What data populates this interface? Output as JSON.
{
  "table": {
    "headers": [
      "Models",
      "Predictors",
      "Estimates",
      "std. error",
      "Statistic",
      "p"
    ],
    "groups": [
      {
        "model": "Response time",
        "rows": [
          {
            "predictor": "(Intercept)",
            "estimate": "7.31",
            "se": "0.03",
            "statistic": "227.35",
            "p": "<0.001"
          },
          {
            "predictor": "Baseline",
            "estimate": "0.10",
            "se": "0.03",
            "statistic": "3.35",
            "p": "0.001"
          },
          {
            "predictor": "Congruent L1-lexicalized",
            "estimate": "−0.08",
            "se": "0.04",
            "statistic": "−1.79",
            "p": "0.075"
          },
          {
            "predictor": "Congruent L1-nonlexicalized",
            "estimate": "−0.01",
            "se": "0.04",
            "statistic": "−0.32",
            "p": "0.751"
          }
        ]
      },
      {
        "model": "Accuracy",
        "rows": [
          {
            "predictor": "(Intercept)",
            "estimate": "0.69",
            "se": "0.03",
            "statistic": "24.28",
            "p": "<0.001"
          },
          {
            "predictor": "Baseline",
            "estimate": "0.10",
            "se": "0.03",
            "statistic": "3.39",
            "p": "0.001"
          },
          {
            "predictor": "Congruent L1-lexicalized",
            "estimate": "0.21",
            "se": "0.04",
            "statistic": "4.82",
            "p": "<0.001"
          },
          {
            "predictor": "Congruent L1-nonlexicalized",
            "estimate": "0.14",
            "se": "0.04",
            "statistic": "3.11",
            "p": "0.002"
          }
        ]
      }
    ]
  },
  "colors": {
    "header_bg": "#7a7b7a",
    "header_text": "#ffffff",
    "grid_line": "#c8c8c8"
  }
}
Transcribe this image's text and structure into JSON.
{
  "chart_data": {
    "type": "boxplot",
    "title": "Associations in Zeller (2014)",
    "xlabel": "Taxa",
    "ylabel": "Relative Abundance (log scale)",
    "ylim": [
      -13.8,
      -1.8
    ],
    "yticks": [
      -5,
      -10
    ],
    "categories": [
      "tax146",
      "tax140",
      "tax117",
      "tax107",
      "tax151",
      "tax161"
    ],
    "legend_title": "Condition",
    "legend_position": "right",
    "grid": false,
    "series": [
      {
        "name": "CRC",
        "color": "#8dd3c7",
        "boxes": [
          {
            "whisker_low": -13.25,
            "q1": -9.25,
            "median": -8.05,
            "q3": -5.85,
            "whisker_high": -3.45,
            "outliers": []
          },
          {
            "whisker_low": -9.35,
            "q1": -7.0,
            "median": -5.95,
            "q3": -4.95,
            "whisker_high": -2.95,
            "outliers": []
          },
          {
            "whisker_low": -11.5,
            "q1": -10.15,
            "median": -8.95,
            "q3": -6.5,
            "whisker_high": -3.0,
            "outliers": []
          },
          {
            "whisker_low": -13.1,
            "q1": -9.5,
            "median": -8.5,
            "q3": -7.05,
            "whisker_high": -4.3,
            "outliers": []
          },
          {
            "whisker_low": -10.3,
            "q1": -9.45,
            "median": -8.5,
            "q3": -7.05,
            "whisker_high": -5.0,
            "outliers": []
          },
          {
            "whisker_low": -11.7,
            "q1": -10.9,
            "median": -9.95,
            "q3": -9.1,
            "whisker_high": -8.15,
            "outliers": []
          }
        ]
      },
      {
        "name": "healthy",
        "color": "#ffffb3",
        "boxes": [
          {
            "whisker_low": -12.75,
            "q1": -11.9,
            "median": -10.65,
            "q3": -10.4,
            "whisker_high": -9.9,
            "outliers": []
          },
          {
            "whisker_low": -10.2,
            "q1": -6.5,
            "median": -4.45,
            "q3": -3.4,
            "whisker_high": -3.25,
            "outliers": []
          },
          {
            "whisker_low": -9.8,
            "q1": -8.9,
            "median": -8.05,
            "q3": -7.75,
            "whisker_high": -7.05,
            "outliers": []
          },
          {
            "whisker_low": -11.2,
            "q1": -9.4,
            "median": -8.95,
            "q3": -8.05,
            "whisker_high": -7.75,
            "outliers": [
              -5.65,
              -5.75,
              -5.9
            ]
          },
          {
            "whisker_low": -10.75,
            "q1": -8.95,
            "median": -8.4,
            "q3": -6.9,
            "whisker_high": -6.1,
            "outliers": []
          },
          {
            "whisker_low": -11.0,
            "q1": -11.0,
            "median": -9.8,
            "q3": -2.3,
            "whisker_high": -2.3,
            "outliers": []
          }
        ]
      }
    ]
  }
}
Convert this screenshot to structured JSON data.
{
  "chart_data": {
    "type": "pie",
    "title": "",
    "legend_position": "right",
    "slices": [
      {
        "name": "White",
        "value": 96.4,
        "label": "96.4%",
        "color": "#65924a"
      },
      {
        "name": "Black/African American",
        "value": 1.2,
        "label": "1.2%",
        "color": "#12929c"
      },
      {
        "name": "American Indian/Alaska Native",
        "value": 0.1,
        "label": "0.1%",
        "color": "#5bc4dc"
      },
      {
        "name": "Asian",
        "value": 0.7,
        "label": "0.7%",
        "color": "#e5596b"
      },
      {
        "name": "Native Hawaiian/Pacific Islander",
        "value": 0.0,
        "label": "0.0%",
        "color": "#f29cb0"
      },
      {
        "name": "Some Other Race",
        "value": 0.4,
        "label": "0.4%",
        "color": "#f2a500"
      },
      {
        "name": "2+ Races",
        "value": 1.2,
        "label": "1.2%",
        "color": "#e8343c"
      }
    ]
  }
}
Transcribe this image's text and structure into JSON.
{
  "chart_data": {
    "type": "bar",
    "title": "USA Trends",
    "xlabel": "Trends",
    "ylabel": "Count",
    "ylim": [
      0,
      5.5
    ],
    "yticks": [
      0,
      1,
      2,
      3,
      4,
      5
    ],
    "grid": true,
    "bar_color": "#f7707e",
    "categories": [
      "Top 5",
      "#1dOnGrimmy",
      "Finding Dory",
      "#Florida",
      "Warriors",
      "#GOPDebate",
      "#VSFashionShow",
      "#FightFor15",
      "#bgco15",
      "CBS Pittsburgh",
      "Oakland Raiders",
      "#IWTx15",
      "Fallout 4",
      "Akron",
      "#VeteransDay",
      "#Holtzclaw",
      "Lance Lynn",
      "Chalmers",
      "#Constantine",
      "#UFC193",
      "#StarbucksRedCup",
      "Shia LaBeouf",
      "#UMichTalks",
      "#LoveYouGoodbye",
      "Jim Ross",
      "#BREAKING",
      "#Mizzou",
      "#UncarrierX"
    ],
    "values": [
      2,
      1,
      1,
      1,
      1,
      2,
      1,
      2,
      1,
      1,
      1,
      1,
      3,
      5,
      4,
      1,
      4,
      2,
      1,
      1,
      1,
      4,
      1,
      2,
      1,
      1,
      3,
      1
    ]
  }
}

## Work required
Write out the complete set of records exactly as given.

## Finished exercise
What data populates this interface? Output as JSON.
{
  "table": {
    "headers": [
      "Models",
      "Predictors",
      "Estimates",
      "std. error",
      "Statistic",
      "p"
    ],
    "groups": [
      {
        "model": "Response time",
        "rows": [
          {
            "predictor": "(Intercept)",
            "estimate": "7.31",
            "se": "0.03",
            "statistic": "227.35",
            "p": "<0.001"
          },
          {
            "predictor": "Baseline",
            "estimate": "0.10",
            "se": "0.03",
            "statistic": "3.35",
            "p": "0.001"
          },
          {
            "predictor": "Congruent L1-lexicalized",
            "estimate": "−0.08",
            "se": "0.04",
            "statistic": "−1.79",
            "p": "0.075"
          },
          {
            "predictor": "Congruent L1-nonlexicalized",
            "estimate": "−0.01",
            "se": "0.04",
            "statistic": "−0.32",
            "p": "0.751"
          }
        ]
      },
      {
        "model": "Accuracy",
        "rows": [
          {
            "predictor": "(Intercept)",
            "estimate": "0.69",
            "se": "0.03",
            "statistic": "24.28",
            "p": "<0.001"
          },
          {
            "predictor": "Baseline",
            "estimate": "0.10",
            "se": "0.03",
            "statistic": "3.39",
            "p": "0.001"
          },
          {
            "predictor": "Congruent L1-lexicalized",
            "estimate": "0.21",
            "se": "0.04",
            "statistic": "4.82",
            "p": "<0.001"
          },
          {
            "predictor": "Congruent L1-nonlexicalized",
            "estimate": "0.14",
            "se": "0.04",
            "statistic": "3.11",
            "p": "0.002"
          }
        ]
      }
    ]
  },
  "colors": {
    "header_bg": "#7a7b7a",
    "header_text": "#ffffff",
    "grid_line": "#c8c8c8"
  }
}
Transcribe this image's text and structure into JSON.
{
  "chart_data": {
    "type": "boxplot",
    "title": "Associations in Zeller (2014)",
    "xlabel": "Taxa",
    "ylabel": "Relative Abundance (log scale)",
    "ylim": [
      -13.8,
      -1.8
    ],
    "yticks": [
      -5,
      -10
    ],
    "categories": [
      "tax146",
      "tax140",
      "tax117",
      "tax107",
      "tax151",
      "tax161"
    ],
    "legend_title": "Condition",
    "legend_position": "right",
    "grid": false,
    "series": [
      {
        "name": "CRC",
        "color": "#8dd3c7",
        "boxes": [
          {
            "whisker_low": -13.25,
            "q1": -9.25,
            "median": -8.05,
            "q3": -5.85,
            "whisker_high": -3.45,
            "outliers": []
          },
          {
            "whisker_low": -9.35,
            "q1": -7.0,
            "median": -5.95,
            "q3": -4.95,
            "whisker_high": -2.95,
            "outliers": []
          },
          {
            "whisker_low": -11.5,
            "q1": -10.15,
            "median": -8.95,
            "q3": -6.5,
            "whisker_high": -3.0,
            "outliers": []
          },
          {
            "whisker_low": -13.1,
            "q1": -9.5,
            "median": -8.5,
            "q3": -7.05,
            "whisker_high": -4.3,
            "outliers": []
          },
          {
            "whisker_low": -10.3,
            "q1": -9.45,
            "median": -8.5,
            "q3": -7.05,
            "whisker_high": -5.0,
            "outliers": []
          },
          {
            "whisker_low": -11.7,
            "q1": -10.9,
            "median": -9.95,
            "q3": -9.1,
            "whisker_high": -8.15,
            "outliers": []
          }
        ]
      },
      {
        "name": "healthy",
        "color": "#ffffb3",
        "boxes": [
          {
            "whisker_low": -12.75,
            "q1": -11.9,
            "median": -10.65,
            "q3": -10.4,
            "whisker_high": -9.9,
            "outliers": []
          },
          {
            "whisker_low": -10.2,
            "q1": -6.5,
            "median": -4.45,
            "q3": -3.4,
            "whisker_high": -3.25,
            "outliers": []
          },
          {
            "whisker_low": -9.8,
            "q1": -8.9,
            "median": -8.05,
            "q3": -7.75,
            "whisker_high": -7.05,
            "outliers": []
          },
          {
            "whisker_low": -11.2,
            "q1": -9.4,
            "median": -8.95,
            "q3": -8.05,
            "whisker_high": -7.75,
            "outliers": [
              -5.65,
              -5.75,
              -5.9
            ]
          },
          {
            "whisker_low": -10.75,
            "q1": -8.95,
            "median": -8.4,
            "q3": -6.9,
            "whisker_high": -6.1,
            "outliers": []
          },
          {
            "whisker_low": -11.0,
            "q1": -11.0,
            "median": -9.8,
            "q3": -2.3,
            "whisker_high": -2.3,
            "outliers": []
          }
        ]
      }
    ]
  }
}
Convert this screenshot to structured JSON data.
{
  "chart_data": {
    "type": "pie",
    "title": "",
    "legend_position": "right",
    "slices": [
      {
        "name": "White",
        "value": 96.4,
        "label": "96.4%",
        "color": "#65924a"
      },
      {
        "name": "Black/African American",
        "value": 1.2,
        "label": "1.2%",
        "color": "#12929c"
      },
      {
        "name": "American Indian/Alaska Native",
        "value": 0.1,
        "label": "0.1%",
        "color": "#5bc4dc"
      },
      {
        "name": "Asian",
        "value": 0.7,
        "label": "0.7%",
        "color": "#e5596b"
      },
      {
        "name": "Native Hawaiian/Pacific Islander",
        "value": 0.0,
        "label": "0.0%",
        "color": "#f29cb0"
      },
      {
        "name": "Some Other Race",
        "value": 0.4,
        "label": "0.4%",
        "color": "#f2a500"
      },
      {
        "name": "2+ Races",
        "value": 1.2,
        "label": "1.2%",
        "color": "#e8343c"
      }
    ]
  }
}
Transcribe this image's text and structure into JSON.
{
  "chart_data": {
    "type": "bar",
    "title": "USA Trends",
    "xlabel": "Trends",
    "ylabel": "Count",
    "ylim": [
      0,
      5.5
    ],
    "yticks": [
      0,
      1,
      2,
      3,
      4,
      5
    ],
    "grid": true,
    "bar_color": "#f7707e",
    "categories": [
      "Top 5",
      "#1dOnGrimmy",
      "Finding Dory",
      "#Florida",
      "Warriors",
      "#GOPDebate",
      "#VSFashionShow",
      "#FightFor15",
      "#bgco15",
      "CBS Pittsburgh",
      "Oakland Raiders",
      "#IWTx15",
      "Fallout 4",
      "Akron",
      "#VeteransDay",
      "#Holtzclaw",
      "Lance Lynn",
      "Chalmers",
      "#Constantine",
      "#UFC193",
      "#StarbucksRedCup",
      "Shia LaBeouf",
      "#UMichTalks",
      "#LoveYouGoodbye",
      "Jim Ross",
      "#BREAKING",
      "#Mizzou",
      "#UncarrierX"
    ],
    "values": [
      2,
      1,
      1,
      1,
      1,
      2,
      1,
      2,
      1,
      1,
      1,
      1,
      3,
      5,
      4,
      1,
      4,
      2,
      1,
      1,
      1,
      4,
      1,
      2,
      1,
      1,
      3,
      1
    ]
  }
}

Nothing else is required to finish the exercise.